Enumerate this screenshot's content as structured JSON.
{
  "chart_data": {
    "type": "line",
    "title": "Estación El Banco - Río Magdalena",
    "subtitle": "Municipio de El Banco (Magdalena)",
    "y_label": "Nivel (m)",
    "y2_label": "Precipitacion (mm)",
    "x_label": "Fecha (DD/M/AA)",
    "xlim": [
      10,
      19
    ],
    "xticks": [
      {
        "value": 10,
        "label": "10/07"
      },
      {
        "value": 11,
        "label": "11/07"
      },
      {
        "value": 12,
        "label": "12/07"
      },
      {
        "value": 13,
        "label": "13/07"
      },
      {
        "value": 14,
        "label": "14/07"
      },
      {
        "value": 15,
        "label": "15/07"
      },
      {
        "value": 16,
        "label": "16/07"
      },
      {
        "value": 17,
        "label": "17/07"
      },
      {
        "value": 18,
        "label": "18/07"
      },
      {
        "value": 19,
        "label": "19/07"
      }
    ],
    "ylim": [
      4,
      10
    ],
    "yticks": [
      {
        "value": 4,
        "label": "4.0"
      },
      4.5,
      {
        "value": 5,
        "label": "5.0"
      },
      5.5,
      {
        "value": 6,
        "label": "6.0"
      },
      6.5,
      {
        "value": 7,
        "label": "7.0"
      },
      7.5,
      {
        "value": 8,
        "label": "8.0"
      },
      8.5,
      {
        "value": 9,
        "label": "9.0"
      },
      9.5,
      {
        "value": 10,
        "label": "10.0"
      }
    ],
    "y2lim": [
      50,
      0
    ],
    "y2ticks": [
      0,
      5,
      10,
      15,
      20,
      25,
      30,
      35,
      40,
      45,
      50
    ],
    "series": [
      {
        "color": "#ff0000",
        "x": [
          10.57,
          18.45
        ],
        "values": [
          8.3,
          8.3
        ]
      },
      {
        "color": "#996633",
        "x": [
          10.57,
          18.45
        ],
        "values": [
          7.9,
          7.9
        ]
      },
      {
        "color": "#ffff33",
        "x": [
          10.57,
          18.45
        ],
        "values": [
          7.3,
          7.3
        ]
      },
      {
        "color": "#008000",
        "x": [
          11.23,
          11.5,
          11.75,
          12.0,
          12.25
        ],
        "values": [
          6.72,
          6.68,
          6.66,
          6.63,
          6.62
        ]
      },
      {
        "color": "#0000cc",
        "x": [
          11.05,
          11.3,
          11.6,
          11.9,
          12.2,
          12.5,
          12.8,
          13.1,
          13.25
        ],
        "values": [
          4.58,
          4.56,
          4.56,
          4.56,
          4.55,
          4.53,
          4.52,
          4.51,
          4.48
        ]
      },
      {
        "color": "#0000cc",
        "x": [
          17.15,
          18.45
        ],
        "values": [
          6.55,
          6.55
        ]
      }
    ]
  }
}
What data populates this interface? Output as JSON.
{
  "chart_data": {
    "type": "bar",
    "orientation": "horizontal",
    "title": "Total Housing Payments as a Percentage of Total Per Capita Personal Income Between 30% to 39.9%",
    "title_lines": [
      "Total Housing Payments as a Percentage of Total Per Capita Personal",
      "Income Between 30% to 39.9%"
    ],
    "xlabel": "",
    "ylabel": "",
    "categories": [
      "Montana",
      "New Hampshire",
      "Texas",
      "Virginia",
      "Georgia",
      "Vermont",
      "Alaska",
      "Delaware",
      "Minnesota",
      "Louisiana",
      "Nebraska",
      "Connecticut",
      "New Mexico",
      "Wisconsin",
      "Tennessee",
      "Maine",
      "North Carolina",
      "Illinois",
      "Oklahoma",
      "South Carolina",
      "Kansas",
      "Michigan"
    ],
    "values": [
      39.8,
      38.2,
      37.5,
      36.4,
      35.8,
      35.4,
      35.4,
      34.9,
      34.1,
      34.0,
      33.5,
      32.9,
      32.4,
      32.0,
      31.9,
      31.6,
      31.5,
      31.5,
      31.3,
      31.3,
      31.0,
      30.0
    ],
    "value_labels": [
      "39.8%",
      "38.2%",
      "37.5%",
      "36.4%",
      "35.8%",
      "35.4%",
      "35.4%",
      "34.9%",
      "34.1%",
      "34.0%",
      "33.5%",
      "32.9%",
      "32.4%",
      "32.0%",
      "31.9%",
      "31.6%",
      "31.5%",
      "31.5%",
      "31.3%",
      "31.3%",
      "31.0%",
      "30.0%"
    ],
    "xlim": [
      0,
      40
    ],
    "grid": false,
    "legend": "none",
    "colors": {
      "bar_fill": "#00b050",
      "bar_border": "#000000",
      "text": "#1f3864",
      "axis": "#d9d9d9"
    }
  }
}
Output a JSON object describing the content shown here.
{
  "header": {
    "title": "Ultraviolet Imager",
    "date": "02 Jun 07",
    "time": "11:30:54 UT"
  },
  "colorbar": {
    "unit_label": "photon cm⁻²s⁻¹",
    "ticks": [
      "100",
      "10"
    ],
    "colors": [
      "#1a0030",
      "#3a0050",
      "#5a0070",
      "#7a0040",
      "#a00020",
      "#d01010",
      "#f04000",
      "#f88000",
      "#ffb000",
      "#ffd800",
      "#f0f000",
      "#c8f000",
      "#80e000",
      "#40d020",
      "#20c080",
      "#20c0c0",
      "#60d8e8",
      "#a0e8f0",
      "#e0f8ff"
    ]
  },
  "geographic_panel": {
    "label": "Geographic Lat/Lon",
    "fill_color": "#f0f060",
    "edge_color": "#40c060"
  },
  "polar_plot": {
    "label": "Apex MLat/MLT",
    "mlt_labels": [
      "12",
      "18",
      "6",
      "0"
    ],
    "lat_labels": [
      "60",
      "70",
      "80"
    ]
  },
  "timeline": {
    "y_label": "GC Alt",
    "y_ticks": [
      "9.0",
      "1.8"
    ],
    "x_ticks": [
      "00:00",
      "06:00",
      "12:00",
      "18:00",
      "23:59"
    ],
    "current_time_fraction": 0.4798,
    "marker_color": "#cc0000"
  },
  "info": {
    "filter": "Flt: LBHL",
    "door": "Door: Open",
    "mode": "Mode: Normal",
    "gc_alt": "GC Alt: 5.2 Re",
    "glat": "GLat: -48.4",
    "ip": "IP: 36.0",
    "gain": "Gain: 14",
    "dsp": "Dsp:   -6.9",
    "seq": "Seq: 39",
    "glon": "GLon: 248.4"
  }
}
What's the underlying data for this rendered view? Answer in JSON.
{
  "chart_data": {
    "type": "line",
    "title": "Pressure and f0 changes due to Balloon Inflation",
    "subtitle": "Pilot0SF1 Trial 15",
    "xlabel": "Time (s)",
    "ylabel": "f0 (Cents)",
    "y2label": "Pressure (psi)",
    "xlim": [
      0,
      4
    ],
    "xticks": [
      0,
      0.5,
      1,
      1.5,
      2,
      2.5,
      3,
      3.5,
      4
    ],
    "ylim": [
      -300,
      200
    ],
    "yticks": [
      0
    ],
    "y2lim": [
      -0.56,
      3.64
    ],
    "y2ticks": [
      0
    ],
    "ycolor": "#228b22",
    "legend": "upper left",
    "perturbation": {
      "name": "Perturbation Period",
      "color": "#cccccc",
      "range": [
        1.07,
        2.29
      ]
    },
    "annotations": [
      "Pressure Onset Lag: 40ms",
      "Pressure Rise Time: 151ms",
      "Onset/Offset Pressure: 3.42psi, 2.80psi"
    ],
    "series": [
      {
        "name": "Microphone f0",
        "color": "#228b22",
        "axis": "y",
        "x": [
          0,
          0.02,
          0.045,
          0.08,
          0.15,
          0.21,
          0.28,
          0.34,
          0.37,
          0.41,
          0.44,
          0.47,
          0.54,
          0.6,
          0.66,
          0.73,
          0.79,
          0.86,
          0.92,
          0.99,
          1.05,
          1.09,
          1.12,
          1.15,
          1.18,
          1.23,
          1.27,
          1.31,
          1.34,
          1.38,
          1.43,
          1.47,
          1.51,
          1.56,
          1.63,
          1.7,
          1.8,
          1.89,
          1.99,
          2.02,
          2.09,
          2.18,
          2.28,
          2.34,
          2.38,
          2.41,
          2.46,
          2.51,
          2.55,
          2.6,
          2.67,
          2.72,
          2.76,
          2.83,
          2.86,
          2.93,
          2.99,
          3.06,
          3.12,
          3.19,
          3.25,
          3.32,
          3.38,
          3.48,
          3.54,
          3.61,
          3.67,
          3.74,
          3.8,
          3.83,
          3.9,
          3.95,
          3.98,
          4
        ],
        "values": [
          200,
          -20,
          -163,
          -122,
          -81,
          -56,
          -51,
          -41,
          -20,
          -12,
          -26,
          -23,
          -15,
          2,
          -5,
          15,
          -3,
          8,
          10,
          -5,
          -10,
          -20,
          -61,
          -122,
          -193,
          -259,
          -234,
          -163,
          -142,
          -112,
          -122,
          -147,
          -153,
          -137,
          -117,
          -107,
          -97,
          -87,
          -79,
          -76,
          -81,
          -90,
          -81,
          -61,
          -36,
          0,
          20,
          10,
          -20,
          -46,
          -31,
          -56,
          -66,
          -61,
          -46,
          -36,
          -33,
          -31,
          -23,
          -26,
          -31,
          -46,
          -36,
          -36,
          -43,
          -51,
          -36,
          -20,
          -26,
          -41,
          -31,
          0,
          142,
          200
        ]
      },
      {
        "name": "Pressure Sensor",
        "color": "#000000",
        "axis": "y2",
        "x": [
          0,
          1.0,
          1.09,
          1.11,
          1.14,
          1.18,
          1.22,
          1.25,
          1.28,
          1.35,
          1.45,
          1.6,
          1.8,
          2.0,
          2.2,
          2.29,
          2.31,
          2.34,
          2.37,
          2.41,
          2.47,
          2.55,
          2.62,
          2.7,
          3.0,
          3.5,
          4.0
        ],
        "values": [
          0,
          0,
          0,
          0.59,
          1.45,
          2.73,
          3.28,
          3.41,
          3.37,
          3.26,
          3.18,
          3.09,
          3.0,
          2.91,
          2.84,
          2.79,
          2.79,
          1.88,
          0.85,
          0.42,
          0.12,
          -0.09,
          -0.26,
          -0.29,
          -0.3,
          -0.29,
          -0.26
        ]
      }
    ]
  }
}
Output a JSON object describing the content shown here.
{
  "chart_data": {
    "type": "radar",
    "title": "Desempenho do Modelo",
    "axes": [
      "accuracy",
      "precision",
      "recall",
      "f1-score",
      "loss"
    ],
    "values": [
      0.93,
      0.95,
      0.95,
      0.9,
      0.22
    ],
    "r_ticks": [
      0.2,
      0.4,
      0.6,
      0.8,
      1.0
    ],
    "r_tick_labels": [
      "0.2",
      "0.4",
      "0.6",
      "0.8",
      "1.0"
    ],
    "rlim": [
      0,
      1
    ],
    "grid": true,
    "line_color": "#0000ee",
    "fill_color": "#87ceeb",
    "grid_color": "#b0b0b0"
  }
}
..............................
* _Requirements_:
Show all lines from the records above where the word "this" occurs.

* _Correct response_:
Enumerate this screenshot's content as structured JSON.
What data populates this interface? Output as JSON.
What's the underlying data for this rendered view? Answer in JSON.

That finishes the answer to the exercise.